Given exercise:
Swap each "x-tick-label" in the records below for "x-axis-label" and change nothing else. Omit the pictures from your answer.

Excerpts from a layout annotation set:

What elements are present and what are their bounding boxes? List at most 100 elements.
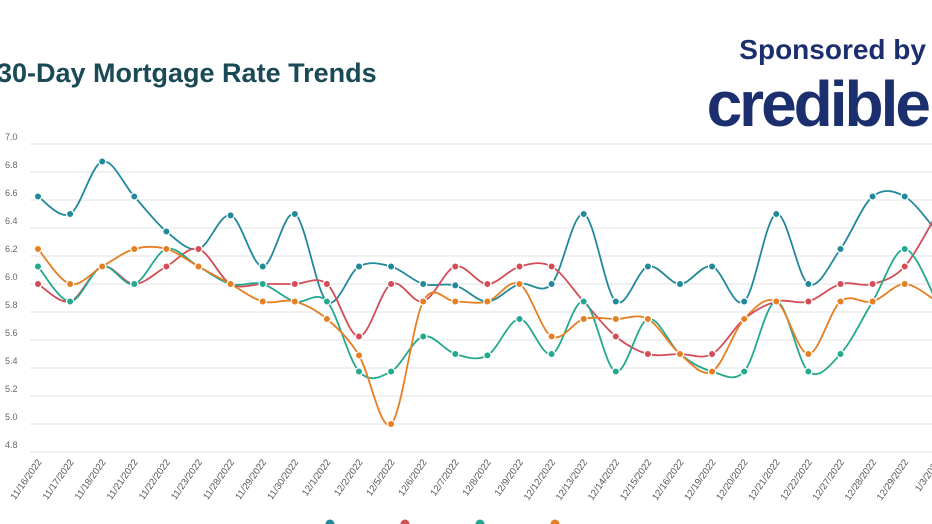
data-point bbox=[836, 297, 845, 306]
data-point bbox=[836, 244, 845, 254]
data-point bbox=[162, 244, 171, 254]
data-point bbox=[130, 279, 139, 289]
data-point bbox=[900, 262, 909, 271]
data-point bbox=[900, 244, 909, 254]
data-point bbox=[33, 279, 43, 289]
data-point bbox=[836, 349, 845, 359]
data-point bbox=[419, 297, 428, 306]
data-point bbox=[804, 367, 813, 376]
x-tick-label: 12/7/2022 bbox=[429, 457, 462, 498]
data-point bbox=[322, 279, 332, 289]
data-point bbox=[611, 367, 621, 376]
data-point bbox=[900, 192, 909, 201]
data-point bbox=[322, 297, 332, 306]
data-point bbox=[97, 157, 107, 166]
data-point bbox=[643, 262, 653, 271]
data-point bbox=[707, 349, 717, 359]
x-tick-label: 11/17/2022 bbox=[41, 457, 77, 502]
data-point bbox=[547, 279, 556, 289]
y-tick-label: 6.8 bbox=[5, 160, 18, 170]
x-tick-label: 11/29/2022 bbox=[233, 457, 269, 502]
data-point bbox=[707, 262, 717, 271]
data-point bbox=[354, 262, 364, 271]
data-point bbox=[483, 351, 492, 360]
y-tick-label: 5.0 bbox=[5, 412, 18, 422]
data-point bbox=[290, 209, 299, 219]
y-tick-label: 6.0 bbox=[5, 272, 18, 282]
x-tick-label: 12/6/2022 bbox=[396, 457, 429, 498]
y-tick-label: 5.6 bbox=[5, 328, 18, 338]
x-tick-label: 12/22/2022 bbox=[779, 457, 815, 502]
data-point bbox=[33, 262, 43, 271]
y-tick-label: 5.4 bbox=[5, 356, 18, 366]
x-tick-label: 12/16/2022 bbox=[650, 457, 686, 502]
data-point bbox=[740, 314, 749, 324]
x-tick-label: 1/3/2023 bbox=[913, 457, 932, 494]
data-point bbox=[740, 367, 749, 376]
data-point bbox=[451, 281, 460, 290]
data-point bbox=[33, 192, 43, 201]
legend-marker bbox=[325, 519, 335, 524]
data-point bbox=[162, 227, 171, 236]
data-point bbox=[868, 297, 877, 306]
y-tick-label: 5.2 bbox=[5, 384, 18, 394]
x-tick-label: 12/2/2022 bbox=[332, 457, 365, 498]
x-tick-label: 11/21/2022 bbox=[105, 457, 141, 502]
x-tick-label: 12/14/2022 bbox=[586, 457, 622, 502]
data-point bbox=[547, 262, 556, 271]
data-point bbox=[162, 262, 171, 271]
sponsor-label: Sponsored by bbox=[739, 34, 926, 65]
x-tick-label: 12/21/2022 bbox=[746, 457, 782, 502]
chart-title: 30-Day Mortgage Rate Trends bbox=[0, 58, 377, 88]
y-tick-label: 6.2 bbox=[5, 244, 18, 254]
data-point bbox=[804, 297, 813, 306]
x-tick-label: 12/9/2022 bbox=[493, 457, 526, 498]
data-point bbox=[772, 209, 781, 219]
x-tick-label: 12/12/2022 bbox=[522, 457, 558, 502]
x-tick-label: 12/20/2022 bbox=[714, 457, 750, 502]
x-tick-label: 11/30/2022 bbox=[265, 457, 301, 502]
data-point bbox=[804, 279, 813, 289]
data-point bbox=[194, 244, 203, 254]
data-point bbox=[740, 297, 749, 306]
data-point bbox=[194, 262, 203, 271]
data-point bbox=[547, 332, 556, 341]
y-tick-label: 6.6 bbox=[5, 188, 18, 198]
data-point bbox=[804, 349, 813, 359]
data-point bbox=[451, 262, 460, 271]
data-point bbox=[579, 297, 588, 306]
data-point bbox=[386, 279, 396, 289]
y-tick-label: 4.8 bbox=[5, 440, 18, 450]
series-line-3 bbox=[37, 245, 932, 426]
x-tick-label: 12/1/2022 bbox=[300, 457, 333, 498]
y-tick-label: 6.4 bbox=[5, 216, 18, 226]
data-point bbox=[386, 419, 396, 429]
data-point bbox=[290, 297, 299, 306]
x-tick-label: 12/5/2022 bbox=[364, 457, 397, 498]
data-point bbox=[130, 192, 139, 201]
data-point bbox=[772, 297, 781, 306]
data-point bbox=[419, 332, 428, 341]
data-point bbox=[707, 367, 717, 376]
data-point bbox=[675, 279, 685, 289]
data-point bbox=[643, 314, 653, 324]
x-tick-label: 11/22/2022 bbox=[137, 457, 173, 502]
x-tick-label: 12/8/2022 bbox=[461, 457, 494, 498]
y-tick-label: 5.8 bbox=[5, 300, 18, 310]
data-point bbox=[451, 297, 460, 306]
data-point bbox=[419, 279, 428, 289]
data-point bbox=[290, 279, 299, 289]
data-point bbox=[483, 297, 492, 306]
data-point bbox=[65, 297, 75, 306]
data-point bbox=[547, 349, 556, 359]
data-point bbox=[611, 297, 621, 306]
data-point bbox=[611, 332, 621, 341]
x-tick-label: 12/19/2022 bbox=[682, 457, 718, 502]
data-point bbox=[643, 349, 653, 359]
data-point bbox=[97, 262, 107, 271]
data-point bbox=[868, 192, 877, 201]
x-tick-label: 11/23/2022 bbox=[169, 457, 205, 502]
x-tick-label: 12/13/2022 bbox=[554, 457, 590, 502]
data-point bbox=[483, 279, 492, 289]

Solution:
What elements are present and what are their bounding boxes? List at most 100 elements.
data-point bbox=[836, 297, 845, 306]
data-point bbox=[836, 244, 845, 254]
data-point bbox=[162, 244, 171, 254]
data-point bbox=[130, 279, 139, 289]
data-point bbox=[900, 262, 909, 271]
data-point bbox=[900, 244, 909, 254]
data-point bbox=[33, 279, 43, 289]
data-point bbox=[836, 349, 845, 359]
data-point bbox=[419, 297, 428, 306]
data-point bbox=[804, 367, 813, 376]
x-axis-label: 12/7/2022 bbox=[429, 457, 462, 498]
data-point bbox=[322, 279, 332, 289]
data-point bbox=[611, 367, 621, 376]
data-point bbox=[900, 192, 909, 201]
data-point bbox=[322, 297, 332, 306]
data-point bbox=[97, 157, 107, 166]
data-point bbox=[643, 262, 653, 271]
data-point bbox=[707, 349, 717, 359]
x-axis-label: 11/17/2022 bbox=[41, 457, 77, 502]
data-point bbox=[547, 279, 556, 289]
y-tick-label: 6.8 bbox=[5, 160, 18, 170]
x-axis-label: 11/29/2022 bbox=[233, 457, 269, 502]
data-point bbox=[707, 262, 717, 271]
data-point bbox=[354, 262, 364, 271]
data-point bbox=[483, 351, 492, 360]
y-tick-label: 5.0 bbox=[5, 412, 18, 422]
data-point bbox=[290, 209, 299, 219]
y-tick-label: 6.0 bbox=[5, 272, 18, 282]
x-axis-label: 12/6/2022 bbox=[396, 457, 429, 498]
y-tick-label: 5.6 bbox=[5, 328, 18, 338]
x-axis-label: 12/22/2022 bbox=[779, 457, 815, 502]
data-point bbox=[33, 262, 43, 271]
y-tick-label: 5.4 bbox=[5, 356, 18, 366]
x-axis-label: 12/16/2022 bbox=[650, 457, 686, 502]
data-point bbox=[740, 314, 749, 324]
x-axis-label: 1/3/2023 bbox=[913, 457, 932, 494]
data-point bbox=[740, 367, 749, 376]
data-point bbox=[451, 281, 460, 290]
data-point bbox=[33, 192, 43, 201]
legend-marker bbox=[325, 519, 335, 524]
data-point bbox=[162, 227, 171, 236]
data-point bbox=[868, 297, 877, 306]
y-tick-label: 5.2 bbox=[5, 384, 18, 394]
x-axis-label: 12/2/2022 bbox=[332, 457, 365, 498]
x-axis-label: 11/21/2022 bbox=[105, 457, 141, 502]
x-axis-label: 12/14/2022 bbox=[586, 457, 622, 502]
data-point bbox=[547, 262, 556, 271]
data-point bbox=[162, 262, 171, 271]
sponsor-label: Sponsored by bbox=[739, 34, 926, 65]
x-axis-label: 12/21/2022 bbox=[746, 457, 782, 502]
chart-title: 30-Day Mortgage Rate Trends bbox=[0, 58, 377, 88]
y-tick-label: 6.2 bbox=[5, 244, 18, 254]
data-point bbox=[804, 297, 813, 306]
x-axis-label: 12/9/2022 bbox=[493, 457, 526, 498]
data-point bbox=[772, 209, 781, 219]
x-axis-label: 12/12/2022 bbox=[522, 457, 558, 502]
x-axis-label: 12/20/2022 bbox=[714, 457, 750, 502]
x-axis-label: 11/30/2022 bbox=[265, 457, 301, 502]
data-point bbox=[804, 279, 813, 289]
data-point bbox=[194, 244, 203, 254]
data-point bbox=[740, 297, 749, 306]
data-point bbox=[194, 262, 203, 271]
data-point bbox=[547, 332, 556, 341]
y-tick-label: 6.6 bbox=[5, 188, 18, 198]
data-point bbox=[804, 349, 813, 359]
data-point bbox=[451, 262, 460, 271]
data-point bbox=[579, 297, 588, 306]
data-point bbox=[386, 279, 396, 289]
y-tick-label: 4.8 bbox=[5, 440, 18, 450]
series-line-3 bbox=[37, 245, 932, 426]
x-axis-label: 12/1/2022 bbox=[300, 457, 333, 498]
y-tick-label: 6.4 bbox=[5, 216, 18, 226]
data-point bbox=[386, 419, 396, 429]
data-point bbox=[290, 297, 299, 306]
x-axis-label: 12/5/2022 bbox=[364, 457, 397, 498]
data-point bbox=[130, 192, 139, 201]
data-point bbox=[772, 297, 781, 306]
data-point bbox=[419, 332, 428, 341]
data-point bbox=[707, 367, 717, 376]
data-point bbox=[675, 279, 685, 289]
data-point bbox=[643, 314, 653, 324]
x-axis-label: 11/22/2022 bbox=[137, 457, 173, 502]
x-axis-label: 12/8/2022 bbox=[461, 457, 494, 498]
y-tick-label: 5.8 bbox=[5, 300, 18, 310]
data-point bbox=[451, 297, 460, 306]
data-point bbox=[419, 279, 428, 289]
data-point bbox=[290, 279, 299, 289]
data-point bbox=[483, 297, 492, 306]
data-point bbox=[65, 297, 75, 306]
data-point bbox=[547, 349, 556, 359]
data-point bbox=[611, 297, 621, 306]
data-point bbox=[611, 332, 621, 341]
x-axis-label: 12/19/2022 bbox=[682, 457, 718, 502]
data-point bbox=[643, 349, 653, 359]
data-point bbox=[97, 262, 107, 271]
data-point bbox=[868, 192, 877, 201]
x-axis-label: 11/23/2022 bbox=[169, 457, 205, 502]
x-axis-label: 12/13/2022 bbox=[554, 457, 590, 502]
data-point bbox=[483, 279, 492, 289]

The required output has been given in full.